(DIRECTIVE): Write out each line of the material again, word for word.

(SUPPLIED MATERIAL):

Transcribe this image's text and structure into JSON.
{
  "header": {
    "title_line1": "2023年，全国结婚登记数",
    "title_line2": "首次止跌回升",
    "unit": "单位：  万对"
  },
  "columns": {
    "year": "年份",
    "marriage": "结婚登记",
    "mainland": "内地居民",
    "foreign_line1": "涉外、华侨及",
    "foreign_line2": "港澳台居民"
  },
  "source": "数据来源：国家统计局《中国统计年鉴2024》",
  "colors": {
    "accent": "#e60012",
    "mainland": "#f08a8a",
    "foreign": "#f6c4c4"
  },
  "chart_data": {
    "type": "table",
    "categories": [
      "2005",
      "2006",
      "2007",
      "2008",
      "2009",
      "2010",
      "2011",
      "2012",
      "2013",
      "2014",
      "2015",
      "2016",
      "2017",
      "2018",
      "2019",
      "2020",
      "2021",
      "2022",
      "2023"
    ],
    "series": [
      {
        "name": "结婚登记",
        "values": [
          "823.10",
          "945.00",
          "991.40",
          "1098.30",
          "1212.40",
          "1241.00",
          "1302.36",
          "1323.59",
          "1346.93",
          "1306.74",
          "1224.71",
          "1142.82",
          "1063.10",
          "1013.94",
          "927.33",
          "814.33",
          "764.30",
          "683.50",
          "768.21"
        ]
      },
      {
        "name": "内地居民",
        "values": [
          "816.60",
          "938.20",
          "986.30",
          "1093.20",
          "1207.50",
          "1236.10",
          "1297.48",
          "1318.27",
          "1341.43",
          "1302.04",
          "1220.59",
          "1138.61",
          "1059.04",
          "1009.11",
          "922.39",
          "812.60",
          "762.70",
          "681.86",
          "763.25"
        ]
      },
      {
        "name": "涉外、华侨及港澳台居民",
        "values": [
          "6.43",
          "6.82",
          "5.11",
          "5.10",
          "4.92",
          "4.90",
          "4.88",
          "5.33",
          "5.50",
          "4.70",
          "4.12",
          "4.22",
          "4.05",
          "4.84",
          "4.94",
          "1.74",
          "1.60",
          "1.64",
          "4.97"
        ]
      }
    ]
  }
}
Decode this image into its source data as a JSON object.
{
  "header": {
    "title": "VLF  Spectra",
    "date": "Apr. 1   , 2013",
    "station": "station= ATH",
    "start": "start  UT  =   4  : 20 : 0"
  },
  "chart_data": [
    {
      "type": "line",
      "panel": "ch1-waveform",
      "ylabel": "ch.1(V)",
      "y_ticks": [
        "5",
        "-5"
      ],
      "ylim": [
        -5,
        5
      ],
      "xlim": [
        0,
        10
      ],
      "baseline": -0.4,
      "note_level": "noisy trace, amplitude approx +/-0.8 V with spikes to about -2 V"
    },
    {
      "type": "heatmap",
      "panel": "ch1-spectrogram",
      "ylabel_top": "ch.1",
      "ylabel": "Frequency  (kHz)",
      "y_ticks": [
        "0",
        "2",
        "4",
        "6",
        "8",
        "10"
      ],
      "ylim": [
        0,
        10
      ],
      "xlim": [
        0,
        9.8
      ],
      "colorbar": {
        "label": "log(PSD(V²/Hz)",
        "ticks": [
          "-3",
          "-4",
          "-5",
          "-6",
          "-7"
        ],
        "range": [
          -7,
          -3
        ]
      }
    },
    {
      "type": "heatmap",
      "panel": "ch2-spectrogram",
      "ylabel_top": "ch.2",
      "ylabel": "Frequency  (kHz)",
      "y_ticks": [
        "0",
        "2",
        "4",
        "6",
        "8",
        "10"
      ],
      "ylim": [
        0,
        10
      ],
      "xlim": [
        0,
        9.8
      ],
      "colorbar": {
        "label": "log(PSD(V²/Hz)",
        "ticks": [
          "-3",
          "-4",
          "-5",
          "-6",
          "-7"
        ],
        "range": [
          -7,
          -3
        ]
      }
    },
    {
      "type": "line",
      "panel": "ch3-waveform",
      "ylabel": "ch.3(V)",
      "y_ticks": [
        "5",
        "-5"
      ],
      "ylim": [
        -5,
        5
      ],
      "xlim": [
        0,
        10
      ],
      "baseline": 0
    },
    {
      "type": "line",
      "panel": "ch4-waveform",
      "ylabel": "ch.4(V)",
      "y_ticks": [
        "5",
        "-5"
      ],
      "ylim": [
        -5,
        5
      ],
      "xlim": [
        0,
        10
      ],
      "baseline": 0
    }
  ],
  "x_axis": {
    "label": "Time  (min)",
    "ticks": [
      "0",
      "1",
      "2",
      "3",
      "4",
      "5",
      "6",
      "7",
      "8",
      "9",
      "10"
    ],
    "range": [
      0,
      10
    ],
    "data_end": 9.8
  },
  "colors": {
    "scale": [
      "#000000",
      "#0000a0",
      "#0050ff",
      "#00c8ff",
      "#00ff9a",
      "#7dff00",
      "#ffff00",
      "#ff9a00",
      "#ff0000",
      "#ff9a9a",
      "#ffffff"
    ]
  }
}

(THE ANSWER):
Transcribe this image's text and structure into JSON.
{
  "header": {
    "title_line1": "2023年，全国结婚登记数",
    "title_line2": "首次止跌回升",
    "unit": "单位：  万对"
  },
  "columns": {
    "year": "年份",
    "marriage": "结婚登记",
    "mainland": "内地居民",
    "foreign_line1": "涉外、华侨及",
    "foreign_line2": "港澳台居民"
  },
  "source": "数据来源：国家统计局《中国统计年鉴2024》",
  "colors": {
    "accent": "#e60012",
    "mainland": "#f08a8a",
    "foreign": "#f6c4c4"
  },
  "chart_data": {
    "type": "table",
    "categories": [
      "2005",
      "2006",
      "2007",
      "2008",
      "2009",
      "2010",
      "2011",
      "2012",
      "2013",
      "2014",
      "2015",
      "2016",
      "2017",
      "2018",
      "2019",
      "2020",
      "2021",
      "2022",
      "2023"
    ],
    "series": [
      {
        "name": "结婚登记",
        "values": [
          "823.10",
          "945.00",
          "991.40",
          "1098.30",
          "1212.40",
          "1241.00",
          "1302.36",
          "1323.59",
          "1346.93",
          "1306.74",
          "1224.71",
          "1142.82",
          "1063.10",
          "1013.94",
          "927.33",
          "814.33",
          "764.30",
          "683.50",
          "768.21"
        ]
      },
      {
        "name": "内地居民",
        "values": [
          "816.60",
          "938.20",
          "986.30",
          "1093.20",
          "1207.50",
          "1236.10",
          "1297.48",
          "1318.27",
          "1341.43",
          "1302.04",
          "1220.59",
          "1138.61",
          "1059.04",
          "1009.11",
          "922.39",
          "812.60",
          "762.70",
          "681.86",
          "763.25"
        ]
      },
      {
        "name": "涉外、华侨及港澳台居民",
        "values": [
          "6.43",
          "6.82",
          "5.11",
          "5.10",
          "4.92",
          "4.90",
          "4.88",
          "5.33",
          "5.50",
          "4.70",
          "4.12",
          "4.22",
          "4.05",
          "4.84",
          "4.94",
          "1.74",
          "1.60",
          "1.64",
          "4.97"
        ]
      }
    ]
  }
}
Decode this image into its source data as a JSON object.
{
  "header": {
    "title": "VLF  Spectra",
    "date": "Apr. 1   , 2013",
    "station": "station= ATH",
    "start": "start  UT  =   4  : 20 : 0"
  },
  "chart_data": [
    {
      "type": "line",
      "panel": "ch1-waveform",
      "ylabel": "ch.1(V)",
      "y_ticks": [
        "5",
        "-5"
      ],
      "ylim": [
        -5,
        5
      ],
      "xlim": [
        0,
        10
      ],
      "baseline": -0.4,
      "note_level": "noisy trace, amplitude approx +/-0.8 V with spikes to about -2 V"
    },
    {
      "type": "heatmap",
      "panel": "ch1-spectrogram",
      "ylabel_top": "ch.1",
      "ylabel": "Frequency  (kHz)",
      "y_ticks": [
        "0",
        "2",
        "4",
        "6",
        "8",
        "10"
      ],
      "ylim": [
        0,
        10
      ],
      "xlim": [
        0,
        9.8
      ],
      "colorbar": {
        "label": "log(PSD(V²/Hz)",
        "ticks": [
          "-3",
          "-4",
          "-5",
          "-6",
          "-7"
        ],
        "range": [
          -7,
          -3
        ]
      }
    },
    {
      "type": "heatmap",
      "panel": "ch2-spectrogram",
      "ylabel_top": "ch.2",
      "ylabel": "Frequency  (kHz)",
      "y_ticks": [
        "0",
        "2",
        "4",
        "6",
        "8",
        "10"
      ],
      "ylim": [
        0,
        10
      ],
      "xlim": [
        0,
        9.8
      ],
      "colorbar": {
        "label": "log(PSD(V²/Hz)",
        "ticks": [
          "-3",
          "-4",
          "-5",
          "-6",
          "-7"
        ],
        "range": [
          -7,
          -3
        ]
      }
    },
    {
      "type": "line",
      "panel": "ch3-waveform",
      "ylabel": "ch.3(V)",
      "y_ticks": [
        "5",
        "-5"
      ],
      "ylim": [
        -5,
        5
      ],
      "xlim": [
        0,
        10
      ],
      "baseline": 0
    },
    {
      "type": "line",
      "panel": "ch4-waveform",
      "ylabel": "ch.4(V)",
      "y_ticks": [
        "5",
        "-5"
      ],
      "ylim": [
        -5,
        5
      ],
      "xlim": [
        0,
        10
      ],
      "baseline": 0
    }
  ],
  "x_axis": {
    "label": "Time  (min)",
    "ticks": [
      "0",
      "1",
      "2",
      "3",
      "4",
      "5",
      "6",
      "7",
      "8",
      "9",
      "10"
    ],
    "range": [
      0,
      10
    ],
    "data_end": 9.8
  },
  "colors": {
    "scale": [
      "#000000",
      "#0000a0",
      "#0050ff",
      "#00c8ff",
      "#00ff9a",
      "#7dff00",
      "#ffff00",
      "#ff9a00",
      "#ff0000",
      "#ff9a9a",
      "#ffffff"
    ]
  }
}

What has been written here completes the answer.